## start EXERCISE INPUT
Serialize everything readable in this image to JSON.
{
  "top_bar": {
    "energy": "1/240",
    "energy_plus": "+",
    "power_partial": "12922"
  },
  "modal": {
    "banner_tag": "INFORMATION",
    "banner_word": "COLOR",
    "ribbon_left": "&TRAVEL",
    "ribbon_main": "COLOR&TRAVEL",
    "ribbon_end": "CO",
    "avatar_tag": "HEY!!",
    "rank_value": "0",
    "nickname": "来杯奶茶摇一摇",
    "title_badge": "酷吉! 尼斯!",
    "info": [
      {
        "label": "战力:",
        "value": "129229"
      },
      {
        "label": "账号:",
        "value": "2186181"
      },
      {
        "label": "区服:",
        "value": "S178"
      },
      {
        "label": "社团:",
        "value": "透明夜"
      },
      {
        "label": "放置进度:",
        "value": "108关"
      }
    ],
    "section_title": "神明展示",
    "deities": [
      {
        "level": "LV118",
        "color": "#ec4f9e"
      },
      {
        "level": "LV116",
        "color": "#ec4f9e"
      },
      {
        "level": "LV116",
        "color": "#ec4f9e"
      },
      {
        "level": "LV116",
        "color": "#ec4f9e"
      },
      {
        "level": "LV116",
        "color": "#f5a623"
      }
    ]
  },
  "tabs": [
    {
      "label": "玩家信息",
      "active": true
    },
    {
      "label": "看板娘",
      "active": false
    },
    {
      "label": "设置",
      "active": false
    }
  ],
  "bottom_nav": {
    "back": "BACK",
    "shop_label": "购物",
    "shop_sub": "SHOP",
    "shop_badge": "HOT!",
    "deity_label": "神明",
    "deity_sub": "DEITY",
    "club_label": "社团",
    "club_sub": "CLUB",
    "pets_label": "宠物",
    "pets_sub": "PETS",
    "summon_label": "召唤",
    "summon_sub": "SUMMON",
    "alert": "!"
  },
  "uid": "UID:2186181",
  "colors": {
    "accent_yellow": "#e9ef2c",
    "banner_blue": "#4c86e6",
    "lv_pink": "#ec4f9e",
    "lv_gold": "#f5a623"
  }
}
## end EXERCISE INPUT
## GIVEN TASK
The listing above must be transcribed exactly, line by line.

## TASK OUTPUT
Serialize everything readable in this image to JSON.
{
  "top_bar": {
    "energy": "1/240",
    "energy_plus": "+",
    "power_partial": "12922"
  },
  "modal": {
    "banner_tag": "INFORMATION",
    "banner_word": "COLOR",
    "ribbon_left": "&TRAVEL",
    "ribbon_main": "COLOR&TRAVEL",
    "ribbon_end": "CO",
    "avatar_tag": "HEY!!",
    "rank_value": "0",
    "nickname": "来杯奶茶摇一摇",
    "title_badge": "酷吉! 尼斯!",
    "info": [
      {
        "label": "战力:",
        "value": "129229"
      },
      {
        "label": "账号:",
        "value": "2186181"
      },
      {
        "label": "区服:",
        "value": "S178"
      },
      {
        "label": "社团:",
        "value": "透明夜"
      },
      {
        "label": "放置进度:",
        "value": "108关"
      }
    ],
    "section_title": "神明展示",
    "deities": [
      {
        "level": "LV118",
        "color": "#ec4f9e"
      },
      {
        "level": "LV116",
        "color": "#ec4f9e"
      },
      {
        "level": "LV116",
        "color": "#ec4f9e"
      },
      {
        "level": "LV116",
        "color": "#ec4f9e"
      },
      {
        "level": "LV116",
        "color": "#f5a623"
      }
    ]
  },
  "tabs": [
    {
      "label": "玩家信息",
      "active": true
    },
    {
      "label": "看板娘",
      "active": false
    },
    {
      "label": "设置",
      "active": false
    }
  ],
  "bottom_nav": {
    "back": "BACK",
    "shop_label": "购物",
    "shop_sub": "SHOP",
    "shop_badge": "HOT!",
    "deity_label": "神明",
    "deity_sub": "DEITY",
    "club_label": "社团",
    "club_sub": "CLUB",
    "pets_label": "宠物",
    "pets_sub": "PETS",
    "summon_label": "召唤",
    "summon_sub": "SUMMON",
    "alert": "!"
  },
  "uid": "UID:2186181",
  "colors": {
    "accent_yellow": "#e9ef2c",
    "banner_blue": "#4c86e6",
    "lv_pink": "#ec4f9e",
    "lv_gold": "#f5a623"
  }
}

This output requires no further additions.